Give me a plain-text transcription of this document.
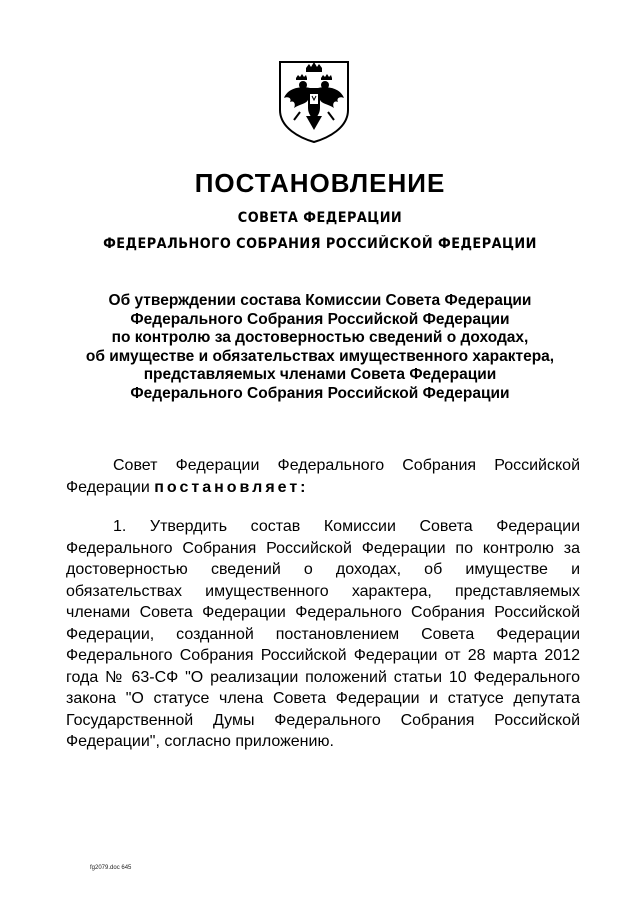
ПОСТАНОВЛЕНИЕ
СОВЕТА ФЕДЕРАЦИИ
ФЕДЕРАЛЬНОГО СОБРАНИЯ РОССИЙСКОЙ ФЕДЕРАЦИИ
Об утверждении состава Комиссии Совета Федерации
Федерального Собрания Российской Федерации
по контролю за достоверностью сведений о доходах,
об имуществе и обязательствах имущественного характера,
представляемых членами Совета Федерации
Федерального Собрания Российской Федерации
Совет Федерации Федерального Собрания Российской Федерации постановляет:
1. Утвердить состав Комиссии Совета Федерации Федерального Собрания Российской Федерации по контролю за достоверностью сведений о доходах, об имуществе и обязательствах имущественного характера, представляемых членами Совета Федерации Федерального Собрания Российской Федерации, созданной постановлением Совета Федерации Федерального Собрания Российской Федерации от 28 марта 2012 года № 63-СФ "О реализации положений статьи 10 Федерального закона "О статусе члена Совета Федерации и статусе депутата Государственной Думы Федерального Собрания Российской Федерации", согласно приложению.
fg2079.doc 645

**Exercise brief**
Your task is to repeat the data above exactly while excluding the pictures.

**Correct response**
Give me a plain-text transcription of this document.
ПОСТАНОВЛЕНИЕ
СОВЕТА ФЕДЕРАЦИИ
ФЕДЕРАЛЬНОГО СОБРАНИЯ РОССИЙСКОЙ ФЕДЕРАЦИИ
Об утверждении состава Комиссии Совета Федерации
Федерального Собрания Российской Федерации
по контролю за достоверностью сведений о доходах,
об имуществе и обязательствах имущественного характера,
представляемых членами Совета Федерации
Федерального Собрания Российской Федерации
Совет Федерации Федерального Собрания Российской Федерации постановляет:
1. Утвердить состав Комиссии Совета Федерации Федерального Собрания Российской Федерации по контролю за достоверностью сведений о доходах, об имуществе и обязательствах имущественного характера, представляемых членами Совета Федерации Федерального Собрания Российской Федерации, созданной постановлением Совета Федерации Федерального Собрания Российской Федерации от 28 марта 2012 года № 63-СФ "О реализации положений статьи 10 Федерального закона "О статусе члена Совета Федерации и статусе депутата Государственной Думы Федерального Собрания Российской Федерации", согласно приложению.
fg2079.doc 645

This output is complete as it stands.